- _WORK INSTRUCTIONS_: Send back the records in full, character for character.
# Start of DATASET RECORDS
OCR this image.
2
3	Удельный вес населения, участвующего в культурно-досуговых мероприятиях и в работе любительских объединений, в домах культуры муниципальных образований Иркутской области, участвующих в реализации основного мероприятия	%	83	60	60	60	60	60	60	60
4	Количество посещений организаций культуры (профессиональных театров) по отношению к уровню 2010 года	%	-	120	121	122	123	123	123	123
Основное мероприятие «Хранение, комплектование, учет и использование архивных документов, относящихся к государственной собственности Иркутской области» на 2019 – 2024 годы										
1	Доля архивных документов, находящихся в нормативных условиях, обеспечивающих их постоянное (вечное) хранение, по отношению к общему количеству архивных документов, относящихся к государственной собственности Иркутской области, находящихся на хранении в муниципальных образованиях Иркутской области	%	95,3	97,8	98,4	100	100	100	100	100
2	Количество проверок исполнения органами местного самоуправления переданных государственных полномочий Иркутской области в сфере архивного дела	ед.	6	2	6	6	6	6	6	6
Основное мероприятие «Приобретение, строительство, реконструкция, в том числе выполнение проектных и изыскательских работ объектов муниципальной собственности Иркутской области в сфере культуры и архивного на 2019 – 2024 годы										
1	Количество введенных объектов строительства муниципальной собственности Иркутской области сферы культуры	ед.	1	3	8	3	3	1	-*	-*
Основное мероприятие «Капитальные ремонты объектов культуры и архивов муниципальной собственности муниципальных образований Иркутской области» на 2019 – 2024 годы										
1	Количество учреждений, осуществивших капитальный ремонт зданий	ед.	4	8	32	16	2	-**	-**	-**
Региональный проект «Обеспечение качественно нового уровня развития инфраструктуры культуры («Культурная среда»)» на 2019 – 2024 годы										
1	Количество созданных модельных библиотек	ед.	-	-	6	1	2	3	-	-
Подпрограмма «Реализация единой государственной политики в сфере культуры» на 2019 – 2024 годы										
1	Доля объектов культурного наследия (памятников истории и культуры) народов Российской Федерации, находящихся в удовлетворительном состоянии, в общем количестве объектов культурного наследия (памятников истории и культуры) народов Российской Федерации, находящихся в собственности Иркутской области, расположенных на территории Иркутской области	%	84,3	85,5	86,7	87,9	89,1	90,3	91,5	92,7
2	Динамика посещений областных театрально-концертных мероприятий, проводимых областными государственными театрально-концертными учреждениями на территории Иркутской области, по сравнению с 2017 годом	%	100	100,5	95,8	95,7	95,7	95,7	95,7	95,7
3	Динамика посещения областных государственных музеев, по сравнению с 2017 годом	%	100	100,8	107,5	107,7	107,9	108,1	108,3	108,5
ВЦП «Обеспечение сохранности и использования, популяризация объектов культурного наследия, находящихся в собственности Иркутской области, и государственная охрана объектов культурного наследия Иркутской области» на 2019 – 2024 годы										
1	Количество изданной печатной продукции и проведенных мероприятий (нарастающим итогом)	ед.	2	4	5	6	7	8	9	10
# End of DATASET RECORDS
- _WRITTEN SOLUTION_:
OCR this image.
2
3	Удельный вес населения, участвующего в культурно-досуговых мероприятиях и в работе любительских объединений, в домах культуры муниципальных образований Иркутской области, участвующих в реализации основного мероприятия	%	83	60	60	60	60	60	60	60
4	Количество посещений организаций культуры (профессиональных театров) по отношению к уровню 2010 года	%	-	120	121	122	123	123	123	123
Основное мероприятие «Хранение, комплектование, учет и использование архивных документов, относящихся к государственной собственности Иркутской области» на 2019 – 2024 годы										
1	Доля архивных документов, находящихся в нормативных условиях, обеспечивающих их постоянное (вечное) хранение, по отношению к общему количеству архивных документов, относящихся к государственной собственности Иркутской области, находящихся на хранении в муниципальных образованиях Иркутской области	%	95,3	97,8	98,4	100	100	100	100	100
2	Количество проверок исполнения органами местного самоуправления переданных государственных полномочий Иркутской области в сфере архивного дела	ед.	6	2	6	6	6	6	6	6
Основное мероприятие «Приобретение, строительство, реконструкция, в том числе выполнение проектных и изыскательских работ объектов муниципальной собственности Иркутской области в сфере культуры и архивного на 2019 – 2024 годы										
1	Количество введенных объектов строительства муниципальной собственности Иркутской области сферы культуры	ед.	1	3	8	3	3	1	-*	-*
Основное мероприятие «Капитальные ремонты объектов культуры и архивов муниципальной собственности муниципальных образований Иркутской области» на 2019 – 2024 годы										
1	Количество учреждений, осуществивших капитальный ремонт зданий	ед.	4	8	32	16	2	-**	-**	-**
Региональный проект «Обеспечение качественно нового уровня развития инфраструктуры культуры («Культурная среда»)» на 2019 – 2024 годы										
1	Количество созданных модельных библиотек	ед.	-	-	6	1	2	3	-	-
Подпрограмма «Реализация единой государственной политики в сфере культуры» на 2019 – 2024 годы										
1	Доля объектов культурного наследия (памятников истории и культуры) народов Российской Федерации, находящихся в удовлетворительном состоянии, в общем количестве объектов культурного наследия (памятников истории и культуры) народов Российской Федерации, находящихся в собственности Иркутской области, расположенных на территории Иркутской области	%	84,3	85,5	86,7	87,9	89,1	90,3	91,5	92,7
2	Динамика посещений областных театрально-концертных мероприятий, проводимых областными государственными театрально-концертными учреждениями на территории Иркутской области, по сравнению с 2017 годом	%	100	100,5	95,8	95,7	95,7	95,7	95,7	95,7
3	Динамика посещения областных государственных музеев, по сравнению с 2017 годом	%	100	100,8	107,5	107,7	107,9	108,1	108,3	108,5
ВЦП «Обеспечение сохранности и использования, популяризация объектов культурного наследия, находящихся в собственности Иркутской области, и государственная охрана объектов культурного наследия Иркутской области» на 2019 – 2024 годы										
1	Количество изданной печатной продукции и проведенных мероприятий (нарастающим итогом)	ед.	2	4	5	6	7	8	9	10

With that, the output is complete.